** start THE RECORDS **

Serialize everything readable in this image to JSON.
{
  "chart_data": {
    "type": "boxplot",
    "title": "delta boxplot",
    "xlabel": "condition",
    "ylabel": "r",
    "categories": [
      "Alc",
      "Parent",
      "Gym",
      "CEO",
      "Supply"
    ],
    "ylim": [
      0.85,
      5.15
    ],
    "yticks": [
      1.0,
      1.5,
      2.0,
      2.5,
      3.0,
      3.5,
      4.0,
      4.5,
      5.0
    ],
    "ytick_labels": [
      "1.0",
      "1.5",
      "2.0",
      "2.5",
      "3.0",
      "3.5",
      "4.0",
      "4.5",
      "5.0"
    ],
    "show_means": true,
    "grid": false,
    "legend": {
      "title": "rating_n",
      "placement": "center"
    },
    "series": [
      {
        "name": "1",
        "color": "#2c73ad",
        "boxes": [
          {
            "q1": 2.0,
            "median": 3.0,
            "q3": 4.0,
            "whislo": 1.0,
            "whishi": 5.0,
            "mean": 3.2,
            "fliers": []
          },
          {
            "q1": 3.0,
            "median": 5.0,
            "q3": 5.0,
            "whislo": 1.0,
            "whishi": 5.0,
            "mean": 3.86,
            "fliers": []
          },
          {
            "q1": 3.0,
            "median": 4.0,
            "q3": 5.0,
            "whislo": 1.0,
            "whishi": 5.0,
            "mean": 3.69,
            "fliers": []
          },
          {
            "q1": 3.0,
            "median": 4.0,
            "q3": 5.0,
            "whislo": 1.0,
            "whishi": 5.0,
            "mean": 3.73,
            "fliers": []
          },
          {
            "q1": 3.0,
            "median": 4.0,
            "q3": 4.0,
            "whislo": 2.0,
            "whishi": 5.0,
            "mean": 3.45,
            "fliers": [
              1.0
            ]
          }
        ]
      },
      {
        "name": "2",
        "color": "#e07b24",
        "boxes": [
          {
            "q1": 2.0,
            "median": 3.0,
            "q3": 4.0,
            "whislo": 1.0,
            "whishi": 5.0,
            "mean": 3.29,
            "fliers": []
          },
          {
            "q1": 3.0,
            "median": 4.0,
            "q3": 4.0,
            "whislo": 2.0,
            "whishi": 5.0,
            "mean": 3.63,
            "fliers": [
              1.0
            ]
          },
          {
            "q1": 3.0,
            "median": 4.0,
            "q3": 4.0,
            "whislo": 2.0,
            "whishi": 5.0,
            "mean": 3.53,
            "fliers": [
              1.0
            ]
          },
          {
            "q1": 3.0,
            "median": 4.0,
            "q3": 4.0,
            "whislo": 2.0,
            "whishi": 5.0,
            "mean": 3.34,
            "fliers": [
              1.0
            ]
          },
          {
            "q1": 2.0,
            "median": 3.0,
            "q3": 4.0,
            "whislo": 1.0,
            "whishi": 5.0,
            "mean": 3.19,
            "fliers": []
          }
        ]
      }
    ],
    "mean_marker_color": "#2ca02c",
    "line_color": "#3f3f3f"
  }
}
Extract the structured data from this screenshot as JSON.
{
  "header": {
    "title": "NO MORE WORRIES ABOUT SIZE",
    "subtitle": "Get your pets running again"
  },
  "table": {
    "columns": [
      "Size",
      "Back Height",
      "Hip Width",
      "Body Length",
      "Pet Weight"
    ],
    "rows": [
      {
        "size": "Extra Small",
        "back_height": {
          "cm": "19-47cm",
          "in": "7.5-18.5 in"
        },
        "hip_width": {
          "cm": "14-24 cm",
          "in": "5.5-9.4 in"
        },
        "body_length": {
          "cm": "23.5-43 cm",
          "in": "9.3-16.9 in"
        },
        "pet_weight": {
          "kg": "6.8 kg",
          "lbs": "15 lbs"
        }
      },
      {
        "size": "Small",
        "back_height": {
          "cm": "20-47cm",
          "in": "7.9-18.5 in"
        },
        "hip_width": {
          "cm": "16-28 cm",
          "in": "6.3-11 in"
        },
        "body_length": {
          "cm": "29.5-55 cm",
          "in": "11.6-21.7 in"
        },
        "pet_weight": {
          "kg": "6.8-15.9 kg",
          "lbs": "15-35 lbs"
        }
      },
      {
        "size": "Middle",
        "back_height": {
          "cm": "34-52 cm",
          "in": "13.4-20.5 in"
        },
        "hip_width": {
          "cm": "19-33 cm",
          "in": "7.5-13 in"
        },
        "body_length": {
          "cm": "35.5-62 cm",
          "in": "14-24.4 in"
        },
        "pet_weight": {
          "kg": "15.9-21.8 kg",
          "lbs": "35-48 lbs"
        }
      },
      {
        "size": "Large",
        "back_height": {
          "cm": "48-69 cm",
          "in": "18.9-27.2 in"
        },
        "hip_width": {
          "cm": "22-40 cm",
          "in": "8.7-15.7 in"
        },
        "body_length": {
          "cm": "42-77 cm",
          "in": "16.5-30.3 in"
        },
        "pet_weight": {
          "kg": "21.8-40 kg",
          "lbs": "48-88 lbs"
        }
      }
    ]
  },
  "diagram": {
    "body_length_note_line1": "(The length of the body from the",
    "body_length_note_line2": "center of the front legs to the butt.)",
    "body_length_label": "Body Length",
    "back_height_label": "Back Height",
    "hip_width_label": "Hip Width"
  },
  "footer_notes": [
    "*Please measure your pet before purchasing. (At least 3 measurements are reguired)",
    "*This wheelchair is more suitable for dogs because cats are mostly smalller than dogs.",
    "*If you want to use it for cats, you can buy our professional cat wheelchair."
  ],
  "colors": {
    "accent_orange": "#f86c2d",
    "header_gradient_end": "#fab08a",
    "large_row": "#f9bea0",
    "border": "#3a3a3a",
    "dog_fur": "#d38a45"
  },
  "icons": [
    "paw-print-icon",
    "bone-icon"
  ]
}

** end THE RECORDS **

Extract the data in full. Keep it word for word.

> [ANSWER FOR THIS EXERCISE]
Serialize everything readable in this image to JSON.
{
  "chart_data": {
    "type": "boxplot",
    "title": "delta boxplot",
    "xlabel": "condition",
    "ylabel": "r",
    "categories": [
      "Alc",
      "Parent",
      "Gym",
      "CEO",
      "Supply"
    ],
    "ylim": [
      0.85,
      5.15
    ],
    "yticks": [
      1.0,
      1.5,
      2.0,
      2.5,
      3.0,
      3.5,
      4.0,
      4.5,
      5.0
    ],
    "ytick_labels": [
      "1.0",
      "1.5",
      "2.0",
      "2.5",
      "3.0",
      "3.5",
      "4.0",
      "4.5",
      "5.0"
    ],
    "show_means": true,
    "grid": false,
    "legend": {
      "title": "rating_n",
      "placement": "center"
    },
    "series": [
      {
        "name": "1",
        "color": "#2c73ad",
        "boxes": [
          {
            "q1": 2.0,
            "median": 3.0,
            "q3": 4.0,
            "whislo": 1.0,
            "whishi": 5.0,
            "mean": 3.2,
            "fliers": []
          },
          {
            "q1": 3.0,
            "median": 5.0,
            "q3": 5.0,
            "whislo": 1.0,
            "whishi": 5.0,
            "mean": 3.86,
            "fliers": []
          },
          {
            "q1": 3.0,
            "median": 4.0,
            "q3": 5.0,
            "whislo": 1.0,
            "whishi": 5.0,
            "mean": 3.69,
            "fliers": []
          },
          {
            "q1": 3.0,
            "median": 4.0,
            "q3": 5.0,
            "whislo": 1.0,
            "whishi": 5.0,
            "mean": 3.73,
            "fliers": []
          },
          {
            "q1": 3.0,
            "median": 4.0,
            "q3": 4.0,
            "whislo": 2.0,
            "whishi": 5.0,
            "mean": 3.45,
            "fliers": [
              1.0
            ]
          }
        ]
      },
      {
        "name": "2",
        "color": "#e07b24",
        "boxes": [
          {
            "q1": 2.0,
            "median": 3.0,
            "q3": 4.0,
            "whislo": 1.0,
            "whishi": 5.0,
            "mean": 3.29,
            "fliers": []
          },
          {
            "q1": 3.0,
            "median": 4.0,
            "q3": 4.0,
            "whislo": 2.0,
            "whishi": 5.0,
            "mean": 3.63,
            "fliers": [
              1.0
            ]
          },
          {
            "q1": 3.0,
            "median": 4.0,
            "q3": 4.0,
            "whislo": 2.0,
            "whishi": 5.0,
            "mean": 3.53,
            "fliers": [
              1.0
            ]
          },
          {
            "q1": 3.0,
            "median": 4.0,
            "q3": 4.0,
            "whislo": 2.0,
            "whishi": 5.0,
            "mean": 3.34,
            "fliers": [
              1.0
            ]
          },
          {
            "q1": 2.0,
            "median": 3.0,
            "q3": 4.0,
            "whislo": 1.0,
            "whishi": 5.0,
            "mean": 3.19,
            "fliers": []
          }
        ]
      }
    ],
    "mean_marker_color": "#2ca02c",
    "line_color": "#3f3f3f"
  }
}
Extract the structured data from this screenshot as JSON.
{
  "header": {
    "title": "NO MORE WORRIES ABOUT SIZE",
    "subtitle": "Get your pets running again"
  },
  "table": {
    "columns": [
      "Size",
      "Back Height",
      "Hip Width",
      "Body Length",
      "Pet Weight"
    ],
    "rows": [
      {
        "size": "Extra Small",
        "back_height": {
          "cm": "19-47cm",
          "in": "7.5-18.5 in"
        },
        "hip_width": {
          "cm": "14-24 cm",
          "in": "5.5-9.4 in"
        },
        "body_length": {
          "cm": "23.5-43 cm",
          "in": "9.3-16.9 in"
        },
        "pet_weight": {
          "kg": "6.8 kg",
          "lbs": "15 lbs"
        }
      },
      {
        "size": "Small",
        "back_height": {
          "cm": "20-47cm",
          "in": "7.9-18.5 in"
        },
        "hip_width": {
          "cm": "16-28 cm",
          "in": "6.3-11 in"
        },
        "body_length": {
          "cm": "29.5-55 cm",
          "in": "11.6-21.7 in"
        },
        "pet_weight": {
          "kg": "6.8-15.9 kg",
          "lbs": "15-35 lbs"
        }
      },
      {
        "size": "Middle",
        "back_height": {
          "cm": "34-52 cm",
          "in": "13.4-20.5 in"
        },
        "hip_width": {
          "cm": "19-33 cm",
          "in": "7.5-13 in"
        },
        "body_length": {
          "cm": "35.5-62 cm",
          "in": "14-24.4 in"
        },
        "pet_weight": {
          "kg": "15.9-21.8 kg",
          "lbs": "35-48 lbs"
        }
      },
      {
        "size": "Large",
        "back_height": {
          "cm": "48-69 cm",
          "in": "18.9-27.2 in"
        },
        "hip_width": {
          "cm": "22-40 cm",
          "in": "8.7-15.7 in"
        },
        "body_length": {
          "cm": "42-77 cm",
          "in": "16.5-30.3 in"
        },
        "pet_weight": {
          "kg": "21.8-40 kg",
          "lbs": "48-88 lbs"
        }
      }
    ]
  },
  "diagram": {
    "body_length_note_line1": "(The length of the body from the",
    "body_length_note_line2": "center of the front legs to the butt.)",
    "body_length_label": "Body Length",
    "back_height_label": "Back Height",
    "hip_width_label": "Hip Width"
  },
  "footer_notes": [
    "*Please measure your pet before purchasing. (At least 3 measurements are reguired)",
    "*This wheelchair is more suitable for dogs because cats are mostly smalller than dogs.",
    "*If you want to use it for cats, you can buy our professional cat wheelchair."
  ],
  "colors": {
    "accent_orange": "#f86c2d",
    "header_gradient_end": "#fab08a",
    "large_row": "#f9bea0",
    "border": "#3a3a3a",
    "dog_fur": "#d38a45"
  },
  "icons": [
    "paw-print-icon",
    "bone-icon"
  ]
}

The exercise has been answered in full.